## Prompt
Gather from the material every line that contains the string "making".

[Dataset items]
⟨

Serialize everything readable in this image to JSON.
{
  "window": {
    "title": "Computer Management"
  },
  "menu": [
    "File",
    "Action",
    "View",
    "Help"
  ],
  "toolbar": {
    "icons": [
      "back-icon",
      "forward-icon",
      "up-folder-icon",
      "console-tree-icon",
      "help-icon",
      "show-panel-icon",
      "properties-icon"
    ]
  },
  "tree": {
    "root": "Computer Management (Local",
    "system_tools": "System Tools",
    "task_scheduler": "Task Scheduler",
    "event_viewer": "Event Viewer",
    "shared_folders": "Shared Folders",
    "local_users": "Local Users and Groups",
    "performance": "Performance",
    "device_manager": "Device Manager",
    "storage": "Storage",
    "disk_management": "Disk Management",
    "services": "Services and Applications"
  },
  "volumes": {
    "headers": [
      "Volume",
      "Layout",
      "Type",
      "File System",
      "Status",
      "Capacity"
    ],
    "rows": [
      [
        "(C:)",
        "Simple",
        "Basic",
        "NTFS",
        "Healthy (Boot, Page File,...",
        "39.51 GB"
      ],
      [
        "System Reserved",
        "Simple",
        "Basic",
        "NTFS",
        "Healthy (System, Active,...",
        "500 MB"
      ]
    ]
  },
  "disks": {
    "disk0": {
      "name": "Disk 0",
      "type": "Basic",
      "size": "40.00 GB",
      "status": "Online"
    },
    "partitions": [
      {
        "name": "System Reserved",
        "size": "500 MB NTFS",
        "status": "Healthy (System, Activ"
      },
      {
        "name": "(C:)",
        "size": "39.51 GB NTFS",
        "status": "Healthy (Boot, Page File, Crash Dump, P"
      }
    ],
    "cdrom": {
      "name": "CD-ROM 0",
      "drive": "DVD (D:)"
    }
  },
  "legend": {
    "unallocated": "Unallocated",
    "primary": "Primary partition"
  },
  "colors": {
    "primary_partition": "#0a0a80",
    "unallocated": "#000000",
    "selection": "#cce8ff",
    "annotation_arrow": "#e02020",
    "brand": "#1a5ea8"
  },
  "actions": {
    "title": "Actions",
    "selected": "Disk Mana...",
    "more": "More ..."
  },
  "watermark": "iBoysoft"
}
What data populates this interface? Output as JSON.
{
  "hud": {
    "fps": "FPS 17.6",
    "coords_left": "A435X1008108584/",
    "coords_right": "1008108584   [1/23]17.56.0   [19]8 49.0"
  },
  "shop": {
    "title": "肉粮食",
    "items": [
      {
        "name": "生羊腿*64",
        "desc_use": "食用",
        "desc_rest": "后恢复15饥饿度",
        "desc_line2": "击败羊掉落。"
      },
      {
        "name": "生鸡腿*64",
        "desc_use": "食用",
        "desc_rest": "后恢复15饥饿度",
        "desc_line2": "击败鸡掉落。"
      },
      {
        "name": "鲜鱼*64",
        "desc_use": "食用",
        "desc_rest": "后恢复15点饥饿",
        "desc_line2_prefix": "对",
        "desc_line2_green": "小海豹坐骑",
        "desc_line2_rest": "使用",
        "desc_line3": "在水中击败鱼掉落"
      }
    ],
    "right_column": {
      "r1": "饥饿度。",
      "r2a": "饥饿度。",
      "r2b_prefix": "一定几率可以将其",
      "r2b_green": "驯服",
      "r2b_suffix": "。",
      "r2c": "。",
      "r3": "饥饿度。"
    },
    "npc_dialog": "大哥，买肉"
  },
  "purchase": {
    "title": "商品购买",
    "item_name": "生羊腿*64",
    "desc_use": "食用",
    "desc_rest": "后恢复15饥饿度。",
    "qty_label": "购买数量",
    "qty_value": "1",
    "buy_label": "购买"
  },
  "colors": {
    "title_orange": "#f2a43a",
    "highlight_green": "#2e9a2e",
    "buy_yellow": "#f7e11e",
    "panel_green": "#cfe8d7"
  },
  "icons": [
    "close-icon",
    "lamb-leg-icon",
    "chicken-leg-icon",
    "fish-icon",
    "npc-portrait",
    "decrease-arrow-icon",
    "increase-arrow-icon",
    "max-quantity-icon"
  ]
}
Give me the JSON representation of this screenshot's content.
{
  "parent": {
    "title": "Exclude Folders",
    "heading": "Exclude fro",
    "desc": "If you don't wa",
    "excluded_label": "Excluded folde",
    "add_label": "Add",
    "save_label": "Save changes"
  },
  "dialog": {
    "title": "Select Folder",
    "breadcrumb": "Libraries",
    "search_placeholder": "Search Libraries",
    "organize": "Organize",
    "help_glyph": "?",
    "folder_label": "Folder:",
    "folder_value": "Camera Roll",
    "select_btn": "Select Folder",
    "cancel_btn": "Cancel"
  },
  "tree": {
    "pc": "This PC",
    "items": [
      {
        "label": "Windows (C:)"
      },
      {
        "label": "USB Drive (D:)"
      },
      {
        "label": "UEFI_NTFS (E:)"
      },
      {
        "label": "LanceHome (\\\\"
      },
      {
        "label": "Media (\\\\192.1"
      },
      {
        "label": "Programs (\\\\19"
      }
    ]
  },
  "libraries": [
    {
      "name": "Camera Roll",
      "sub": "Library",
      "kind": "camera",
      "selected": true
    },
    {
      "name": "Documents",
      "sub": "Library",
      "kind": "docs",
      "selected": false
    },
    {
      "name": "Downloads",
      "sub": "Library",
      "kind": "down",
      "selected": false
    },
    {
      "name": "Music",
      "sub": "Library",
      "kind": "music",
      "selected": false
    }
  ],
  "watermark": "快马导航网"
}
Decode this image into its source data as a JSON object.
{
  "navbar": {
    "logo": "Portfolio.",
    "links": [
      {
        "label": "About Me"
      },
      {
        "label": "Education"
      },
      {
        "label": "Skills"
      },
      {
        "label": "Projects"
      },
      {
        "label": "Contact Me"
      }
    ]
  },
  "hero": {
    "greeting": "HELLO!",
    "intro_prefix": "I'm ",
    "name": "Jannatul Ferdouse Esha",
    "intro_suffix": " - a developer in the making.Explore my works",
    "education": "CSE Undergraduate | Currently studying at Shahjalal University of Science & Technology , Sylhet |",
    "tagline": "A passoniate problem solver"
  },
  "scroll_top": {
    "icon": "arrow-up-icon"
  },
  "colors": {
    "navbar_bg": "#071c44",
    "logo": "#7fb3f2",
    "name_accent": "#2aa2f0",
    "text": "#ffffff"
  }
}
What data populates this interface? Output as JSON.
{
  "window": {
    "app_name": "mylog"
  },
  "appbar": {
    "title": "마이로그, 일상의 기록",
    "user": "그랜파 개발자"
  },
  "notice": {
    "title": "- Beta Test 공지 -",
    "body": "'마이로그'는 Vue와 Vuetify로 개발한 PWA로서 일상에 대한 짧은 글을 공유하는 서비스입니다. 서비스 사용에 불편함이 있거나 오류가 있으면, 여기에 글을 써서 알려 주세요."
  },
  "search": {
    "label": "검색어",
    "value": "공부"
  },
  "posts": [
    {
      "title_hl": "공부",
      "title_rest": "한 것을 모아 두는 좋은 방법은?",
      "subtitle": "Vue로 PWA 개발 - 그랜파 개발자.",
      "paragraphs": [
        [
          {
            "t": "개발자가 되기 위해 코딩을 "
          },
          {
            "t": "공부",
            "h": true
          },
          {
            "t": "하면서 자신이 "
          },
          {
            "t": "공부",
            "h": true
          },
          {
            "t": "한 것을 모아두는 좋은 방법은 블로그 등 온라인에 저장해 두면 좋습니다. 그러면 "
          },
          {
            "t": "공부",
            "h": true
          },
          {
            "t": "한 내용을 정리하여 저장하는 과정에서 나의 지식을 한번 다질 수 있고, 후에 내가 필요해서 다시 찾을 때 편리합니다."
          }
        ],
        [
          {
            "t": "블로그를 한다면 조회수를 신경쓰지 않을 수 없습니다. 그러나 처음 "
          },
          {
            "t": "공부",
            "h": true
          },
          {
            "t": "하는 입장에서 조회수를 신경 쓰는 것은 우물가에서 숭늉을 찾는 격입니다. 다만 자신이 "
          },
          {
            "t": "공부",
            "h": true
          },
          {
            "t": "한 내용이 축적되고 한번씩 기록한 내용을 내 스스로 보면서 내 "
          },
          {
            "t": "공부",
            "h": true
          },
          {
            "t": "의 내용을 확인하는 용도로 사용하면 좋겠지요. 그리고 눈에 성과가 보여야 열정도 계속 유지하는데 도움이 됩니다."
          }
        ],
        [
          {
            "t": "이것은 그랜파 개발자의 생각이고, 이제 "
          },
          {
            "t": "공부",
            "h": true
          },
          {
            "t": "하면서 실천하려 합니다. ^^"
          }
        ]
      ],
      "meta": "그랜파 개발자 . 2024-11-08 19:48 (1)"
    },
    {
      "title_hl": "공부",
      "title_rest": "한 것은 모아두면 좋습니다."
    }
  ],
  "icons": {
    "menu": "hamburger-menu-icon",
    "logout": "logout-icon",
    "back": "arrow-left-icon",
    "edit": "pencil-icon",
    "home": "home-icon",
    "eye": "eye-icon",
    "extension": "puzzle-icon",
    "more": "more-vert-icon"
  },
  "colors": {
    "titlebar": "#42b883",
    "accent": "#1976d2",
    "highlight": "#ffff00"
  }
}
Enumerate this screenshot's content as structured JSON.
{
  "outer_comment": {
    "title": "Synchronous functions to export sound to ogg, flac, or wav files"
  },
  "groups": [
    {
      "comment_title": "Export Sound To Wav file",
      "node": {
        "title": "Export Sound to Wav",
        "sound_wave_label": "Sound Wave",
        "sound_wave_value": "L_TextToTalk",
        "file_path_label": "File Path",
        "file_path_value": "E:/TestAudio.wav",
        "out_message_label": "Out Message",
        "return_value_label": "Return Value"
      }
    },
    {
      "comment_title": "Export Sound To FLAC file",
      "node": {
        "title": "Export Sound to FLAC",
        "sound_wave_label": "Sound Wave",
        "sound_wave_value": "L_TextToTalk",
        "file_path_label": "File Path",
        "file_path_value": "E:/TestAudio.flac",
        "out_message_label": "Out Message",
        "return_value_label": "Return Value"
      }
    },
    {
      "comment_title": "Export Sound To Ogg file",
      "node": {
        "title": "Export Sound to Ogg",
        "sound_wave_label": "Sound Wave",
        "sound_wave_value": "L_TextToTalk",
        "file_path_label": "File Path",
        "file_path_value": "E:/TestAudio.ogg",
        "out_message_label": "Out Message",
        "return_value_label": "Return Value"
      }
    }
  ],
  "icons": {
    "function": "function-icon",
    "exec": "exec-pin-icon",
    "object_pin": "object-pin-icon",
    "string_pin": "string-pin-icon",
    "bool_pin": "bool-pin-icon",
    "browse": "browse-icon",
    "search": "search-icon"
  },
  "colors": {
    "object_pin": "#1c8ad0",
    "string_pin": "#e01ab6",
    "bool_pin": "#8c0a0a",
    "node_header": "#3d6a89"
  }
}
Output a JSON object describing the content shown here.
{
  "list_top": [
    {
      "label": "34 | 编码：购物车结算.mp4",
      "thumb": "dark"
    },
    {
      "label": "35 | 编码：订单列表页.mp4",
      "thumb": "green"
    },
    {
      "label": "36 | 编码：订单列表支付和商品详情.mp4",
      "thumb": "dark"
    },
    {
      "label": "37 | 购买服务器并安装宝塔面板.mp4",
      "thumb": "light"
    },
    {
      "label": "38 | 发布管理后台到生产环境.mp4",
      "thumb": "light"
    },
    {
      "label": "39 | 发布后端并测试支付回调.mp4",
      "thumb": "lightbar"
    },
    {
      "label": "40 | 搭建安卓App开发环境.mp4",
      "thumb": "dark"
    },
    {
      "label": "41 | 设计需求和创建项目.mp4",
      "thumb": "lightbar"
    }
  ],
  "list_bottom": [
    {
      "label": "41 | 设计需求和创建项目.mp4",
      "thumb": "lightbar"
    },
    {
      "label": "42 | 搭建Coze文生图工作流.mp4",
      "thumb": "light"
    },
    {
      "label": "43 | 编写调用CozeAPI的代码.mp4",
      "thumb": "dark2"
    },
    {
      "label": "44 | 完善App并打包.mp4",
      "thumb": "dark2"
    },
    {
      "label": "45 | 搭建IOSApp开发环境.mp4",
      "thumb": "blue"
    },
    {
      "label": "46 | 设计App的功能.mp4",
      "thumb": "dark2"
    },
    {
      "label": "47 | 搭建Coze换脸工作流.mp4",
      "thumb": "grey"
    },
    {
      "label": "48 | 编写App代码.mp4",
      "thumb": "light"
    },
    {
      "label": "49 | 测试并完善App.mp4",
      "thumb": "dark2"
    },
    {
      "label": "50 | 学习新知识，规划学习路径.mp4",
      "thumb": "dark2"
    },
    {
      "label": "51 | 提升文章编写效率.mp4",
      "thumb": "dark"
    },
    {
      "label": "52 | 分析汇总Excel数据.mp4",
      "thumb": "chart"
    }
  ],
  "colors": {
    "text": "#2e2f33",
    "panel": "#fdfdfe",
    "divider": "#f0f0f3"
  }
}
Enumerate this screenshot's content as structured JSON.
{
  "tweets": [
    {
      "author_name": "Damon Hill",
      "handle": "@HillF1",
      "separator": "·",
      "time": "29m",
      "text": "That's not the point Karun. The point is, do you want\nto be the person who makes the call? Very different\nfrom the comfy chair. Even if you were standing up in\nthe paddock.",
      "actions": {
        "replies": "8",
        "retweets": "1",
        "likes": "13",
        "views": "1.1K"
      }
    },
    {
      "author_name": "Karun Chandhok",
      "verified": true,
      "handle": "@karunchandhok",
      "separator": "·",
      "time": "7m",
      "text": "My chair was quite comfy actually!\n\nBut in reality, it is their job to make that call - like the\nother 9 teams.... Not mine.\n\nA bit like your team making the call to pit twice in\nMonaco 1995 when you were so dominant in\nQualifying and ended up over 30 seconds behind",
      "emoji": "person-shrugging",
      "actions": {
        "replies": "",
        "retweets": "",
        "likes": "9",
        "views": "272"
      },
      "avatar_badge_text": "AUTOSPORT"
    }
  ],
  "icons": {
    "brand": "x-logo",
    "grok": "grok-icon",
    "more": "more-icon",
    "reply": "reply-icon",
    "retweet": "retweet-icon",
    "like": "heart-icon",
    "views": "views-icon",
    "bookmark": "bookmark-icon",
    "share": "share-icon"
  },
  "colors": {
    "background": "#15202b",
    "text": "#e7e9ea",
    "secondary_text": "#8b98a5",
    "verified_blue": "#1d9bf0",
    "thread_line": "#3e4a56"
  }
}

⟩

## Solved exercise
    "intro_suffix": " - a developer in the making.Explore my works",
      "text": "My chair was quite comfy actually!\n\nBut in reality, it is their job to make that call - like the\nother 9 teams.... Not mine.\n\nA bit like your team making the call to pit twice in\nMonaco 1995 when you were so dominant in\nQualifying and ended up over 30 seconds behind",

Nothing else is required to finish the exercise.